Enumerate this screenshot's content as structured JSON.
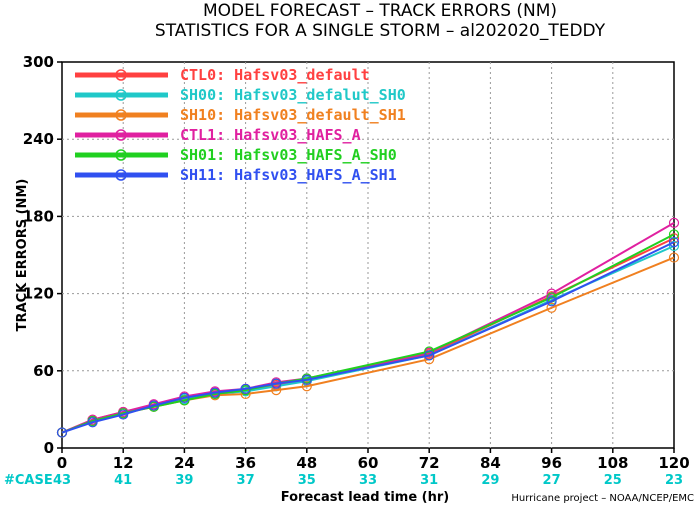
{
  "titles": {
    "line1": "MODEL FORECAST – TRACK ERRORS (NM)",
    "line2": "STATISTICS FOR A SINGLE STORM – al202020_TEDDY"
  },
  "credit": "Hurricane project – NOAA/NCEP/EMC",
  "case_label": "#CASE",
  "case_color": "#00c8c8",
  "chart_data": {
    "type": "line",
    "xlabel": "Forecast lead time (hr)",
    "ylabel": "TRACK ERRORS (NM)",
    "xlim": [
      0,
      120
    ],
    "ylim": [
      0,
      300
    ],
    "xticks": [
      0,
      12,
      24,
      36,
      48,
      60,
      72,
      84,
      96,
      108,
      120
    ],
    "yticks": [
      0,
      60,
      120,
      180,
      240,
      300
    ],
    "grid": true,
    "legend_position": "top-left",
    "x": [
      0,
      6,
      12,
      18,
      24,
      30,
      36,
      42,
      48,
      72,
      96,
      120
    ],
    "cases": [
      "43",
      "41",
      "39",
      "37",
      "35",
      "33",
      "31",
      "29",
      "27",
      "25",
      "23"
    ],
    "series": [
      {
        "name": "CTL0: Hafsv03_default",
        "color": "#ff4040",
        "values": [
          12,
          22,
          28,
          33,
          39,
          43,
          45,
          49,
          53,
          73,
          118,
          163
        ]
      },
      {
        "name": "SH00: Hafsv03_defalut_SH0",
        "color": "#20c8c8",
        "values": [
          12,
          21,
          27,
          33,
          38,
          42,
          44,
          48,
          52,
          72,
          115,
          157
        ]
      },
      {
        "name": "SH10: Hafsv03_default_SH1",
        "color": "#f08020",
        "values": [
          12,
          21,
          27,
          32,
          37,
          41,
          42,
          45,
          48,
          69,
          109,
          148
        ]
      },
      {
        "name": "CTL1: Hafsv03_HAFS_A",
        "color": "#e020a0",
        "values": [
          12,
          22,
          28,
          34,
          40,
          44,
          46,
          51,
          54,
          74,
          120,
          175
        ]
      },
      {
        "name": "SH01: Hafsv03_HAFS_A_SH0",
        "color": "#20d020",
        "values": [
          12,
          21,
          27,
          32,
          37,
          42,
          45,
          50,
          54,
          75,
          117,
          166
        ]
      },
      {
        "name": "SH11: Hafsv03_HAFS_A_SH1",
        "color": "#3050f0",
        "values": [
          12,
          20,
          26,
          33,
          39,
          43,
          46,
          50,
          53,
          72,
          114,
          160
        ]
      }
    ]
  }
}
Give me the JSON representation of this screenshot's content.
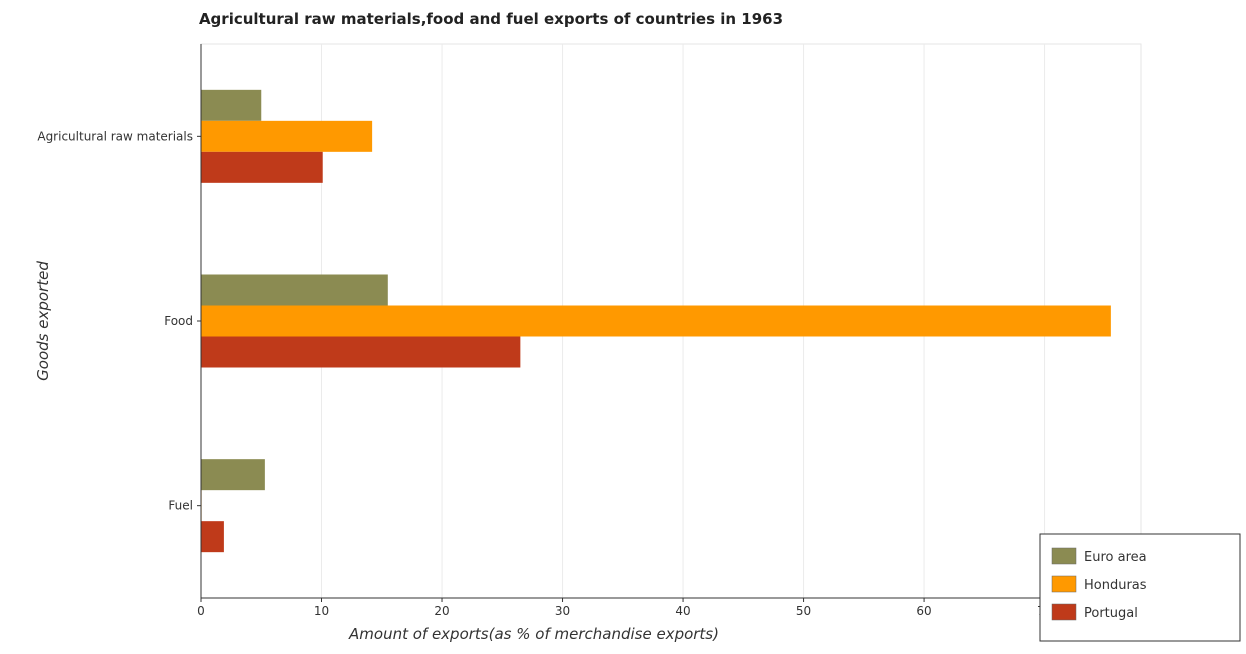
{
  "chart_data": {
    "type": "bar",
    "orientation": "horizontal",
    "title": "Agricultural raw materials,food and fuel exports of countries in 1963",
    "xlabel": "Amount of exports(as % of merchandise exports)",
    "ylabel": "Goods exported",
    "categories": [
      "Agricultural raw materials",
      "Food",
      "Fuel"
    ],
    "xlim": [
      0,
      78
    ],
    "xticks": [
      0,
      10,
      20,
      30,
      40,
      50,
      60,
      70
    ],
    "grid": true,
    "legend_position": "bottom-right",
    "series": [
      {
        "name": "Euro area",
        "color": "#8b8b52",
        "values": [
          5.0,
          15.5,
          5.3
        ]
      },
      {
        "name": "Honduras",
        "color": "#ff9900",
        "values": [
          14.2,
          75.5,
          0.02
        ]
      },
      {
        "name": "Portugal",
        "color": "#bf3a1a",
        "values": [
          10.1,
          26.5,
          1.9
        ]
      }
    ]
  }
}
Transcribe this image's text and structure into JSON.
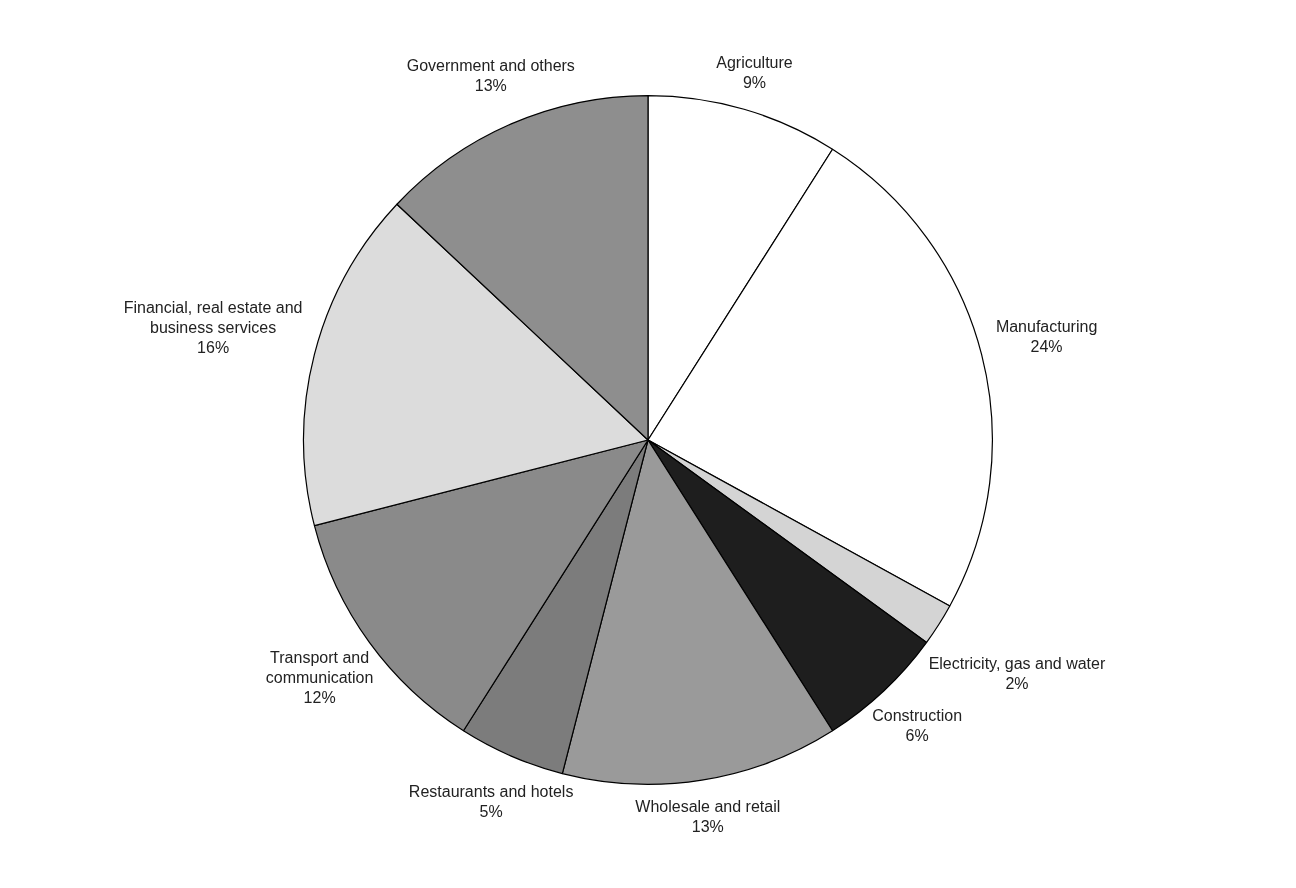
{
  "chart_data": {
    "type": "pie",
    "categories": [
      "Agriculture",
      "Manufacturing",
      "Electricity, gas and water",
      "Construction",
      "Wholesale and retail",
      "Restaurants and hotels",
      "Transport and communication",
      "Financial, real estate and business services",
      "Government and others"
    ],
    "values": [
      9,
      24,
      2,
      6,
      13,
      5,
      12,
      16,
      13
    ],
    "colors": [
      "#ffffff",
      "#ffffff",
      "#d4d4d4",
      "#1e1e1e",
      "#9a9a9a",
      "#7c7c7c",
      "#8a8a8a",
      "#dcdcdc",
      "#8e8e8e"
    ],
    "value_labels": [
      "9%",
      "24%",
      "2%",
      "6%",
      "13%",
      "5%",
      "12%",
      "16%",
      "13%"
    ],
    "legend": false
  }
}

---

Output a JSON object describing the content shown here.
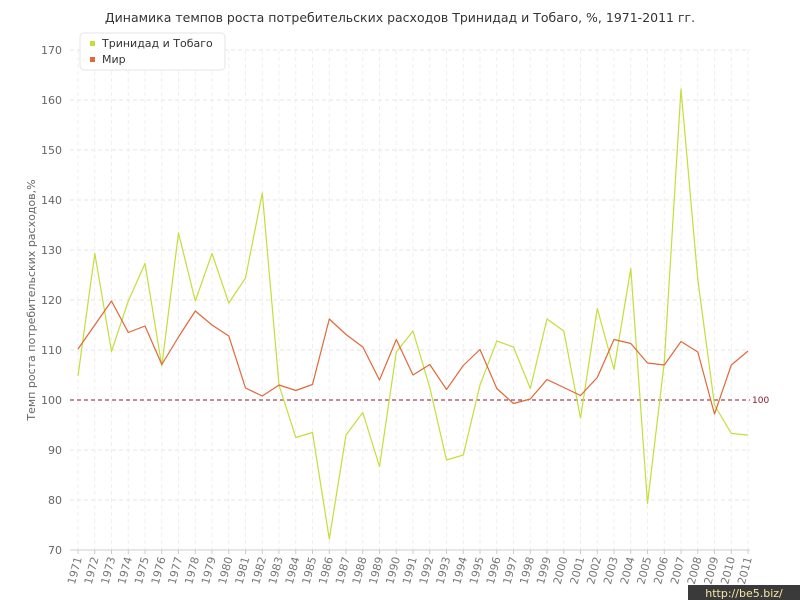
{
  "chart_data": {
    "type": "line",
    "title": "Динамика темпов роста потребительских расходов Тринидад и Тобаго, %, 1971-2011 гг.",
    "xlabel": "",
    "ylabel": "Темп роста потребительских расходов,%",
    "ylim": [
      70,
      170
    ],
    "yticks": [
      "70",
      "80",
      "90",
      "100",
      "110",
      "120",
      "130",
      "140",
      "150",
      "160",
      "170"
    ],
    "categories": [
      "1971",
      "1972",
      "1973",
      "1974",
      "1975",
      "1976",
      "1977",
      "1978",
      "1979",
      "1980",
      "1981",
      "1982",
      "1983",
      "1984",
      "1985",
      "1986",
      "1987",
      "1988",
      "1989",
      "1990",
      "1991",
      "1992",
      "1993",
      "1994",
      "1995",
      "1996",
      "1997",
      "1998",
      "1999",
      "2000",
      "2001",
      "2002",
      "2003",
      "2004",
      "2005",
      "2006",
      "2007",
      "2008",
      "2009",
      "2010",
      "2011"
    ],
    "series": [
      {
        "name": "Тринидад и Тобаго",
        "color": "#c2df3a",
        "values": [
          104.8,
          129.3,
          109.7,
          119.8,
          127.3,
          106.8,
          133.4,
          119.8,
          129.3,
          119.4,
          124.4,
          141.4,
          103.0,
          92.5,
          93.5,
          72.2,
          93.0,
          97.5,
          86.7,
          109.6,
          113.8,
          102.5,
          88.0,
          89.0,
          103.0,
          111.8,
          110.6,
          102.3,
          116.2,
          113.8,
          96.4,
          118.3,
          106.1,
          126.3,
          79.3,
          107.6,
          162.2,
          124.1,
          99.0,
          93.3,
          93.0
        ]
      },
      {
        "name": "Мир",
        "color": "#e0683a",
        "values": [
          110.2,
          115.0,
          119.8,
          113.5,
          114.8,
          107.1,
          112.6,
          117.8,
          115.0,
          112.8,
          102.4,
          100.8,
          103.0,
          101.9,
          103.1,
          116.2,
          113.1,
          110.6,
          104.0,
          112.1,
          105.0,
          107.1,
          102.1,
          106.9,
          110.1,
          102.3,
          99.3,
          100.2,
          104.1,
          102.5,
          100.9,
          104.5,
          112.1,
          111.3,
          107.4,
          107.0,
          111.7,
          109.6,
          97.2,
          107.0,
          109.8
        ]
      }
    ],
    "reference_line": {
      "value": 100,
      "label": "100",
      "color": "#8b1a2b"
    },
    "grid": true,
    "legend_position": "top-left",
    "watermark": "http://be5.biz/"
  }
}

* * *

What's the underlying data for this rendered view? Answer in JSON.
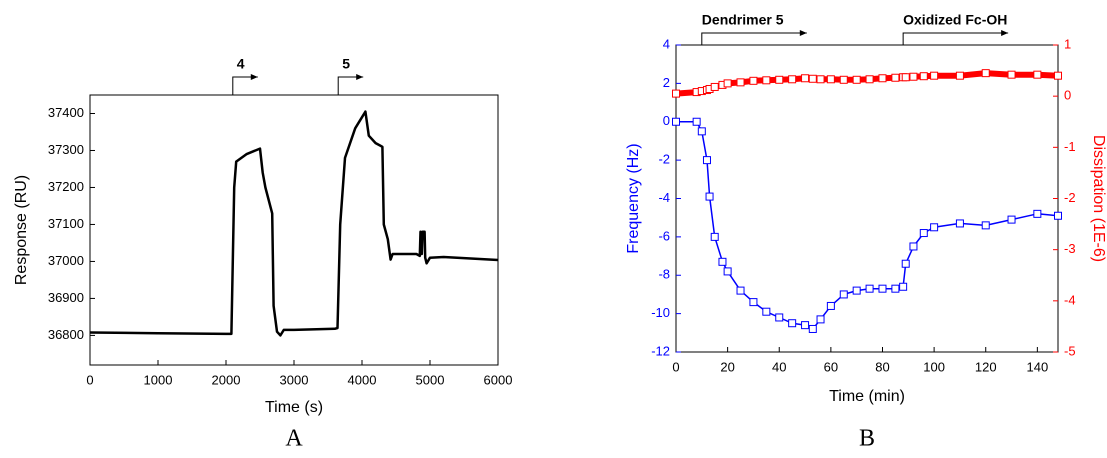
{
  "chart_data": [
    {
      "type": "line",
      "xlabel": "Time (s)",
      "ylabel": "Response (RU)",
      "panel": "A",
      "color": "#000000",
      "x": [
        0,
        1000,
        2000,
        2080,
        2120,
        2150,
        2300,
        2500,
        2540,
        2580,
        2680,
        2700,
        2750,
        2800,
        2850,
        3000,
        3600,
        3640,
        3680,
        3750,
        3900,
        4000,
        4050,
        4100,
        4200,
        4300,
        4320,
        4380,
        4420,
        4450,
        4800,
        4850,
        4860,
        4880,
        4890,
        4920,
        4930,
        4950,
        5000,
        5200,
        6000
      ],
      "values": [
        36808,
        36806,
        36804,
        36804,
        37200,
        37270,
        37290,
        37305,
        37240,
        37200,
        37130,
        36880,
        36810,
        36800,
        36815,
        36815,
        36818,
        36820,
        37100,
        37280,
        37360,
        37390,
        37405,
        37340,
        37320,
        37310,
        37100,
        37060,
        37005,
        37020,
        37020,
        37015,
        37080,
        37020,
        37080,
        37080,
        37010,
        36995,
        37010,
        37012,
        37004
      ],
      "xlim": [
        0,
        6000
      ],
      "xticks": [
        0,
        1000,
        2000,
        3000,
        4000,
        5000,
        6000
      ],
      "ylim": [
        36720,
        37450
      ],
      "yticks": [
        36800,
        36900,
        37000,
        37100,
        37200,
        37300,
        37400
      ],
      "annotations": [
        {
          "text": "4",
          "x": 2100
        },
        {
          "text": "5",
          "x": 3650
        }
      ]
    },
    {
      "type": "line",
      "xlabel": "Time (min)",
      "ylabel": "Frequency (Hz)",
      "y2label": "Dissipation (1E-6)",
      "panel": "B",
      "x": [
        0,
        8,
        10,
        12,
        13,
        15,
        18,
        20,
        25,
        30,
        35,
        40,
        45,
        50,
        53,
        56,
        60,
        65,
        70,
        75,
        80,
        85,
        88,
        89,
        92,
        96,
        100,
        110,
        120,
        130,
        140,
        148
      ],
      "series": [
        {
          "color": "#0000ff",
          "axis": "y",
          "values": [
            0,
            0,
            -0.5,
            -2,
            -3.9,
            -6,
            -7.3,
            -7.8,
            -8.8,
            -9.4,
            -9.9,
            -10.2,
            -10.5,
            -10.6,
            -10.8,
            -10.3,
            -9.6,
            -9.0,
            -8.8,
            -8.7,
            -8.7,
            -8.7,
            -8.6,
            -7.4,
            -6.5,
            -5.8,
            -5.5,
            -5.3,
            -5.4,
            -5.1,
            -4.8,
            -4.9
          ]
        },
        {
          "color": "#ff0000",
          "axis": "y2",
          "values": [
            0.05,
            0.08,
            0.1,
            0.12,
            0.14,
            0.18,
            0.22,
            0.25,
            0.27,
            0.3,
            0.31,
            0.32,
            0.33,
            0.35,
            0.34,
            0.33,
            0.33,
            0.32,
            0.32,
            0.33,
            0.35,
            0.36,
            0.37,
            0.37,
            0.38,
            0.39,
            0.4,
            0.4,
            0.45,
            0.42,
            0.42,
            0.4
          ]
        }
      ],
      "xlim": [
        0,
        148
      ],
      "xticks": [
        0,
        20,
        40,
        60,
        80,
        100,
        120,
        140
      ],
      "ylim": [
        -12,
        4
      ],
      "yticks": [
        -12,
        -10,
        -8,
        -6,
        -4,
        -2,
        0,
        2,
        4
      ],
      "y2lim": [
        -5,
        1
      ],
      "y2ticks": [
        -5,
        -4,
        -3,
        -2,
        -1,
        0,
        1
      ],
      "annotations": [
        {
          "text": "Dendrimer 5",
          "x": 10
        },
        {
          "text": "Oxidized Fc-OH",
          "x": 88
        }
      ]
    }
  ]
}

> Task: Count every line bearing the word "ylabel"; report the total only.

> Response: 5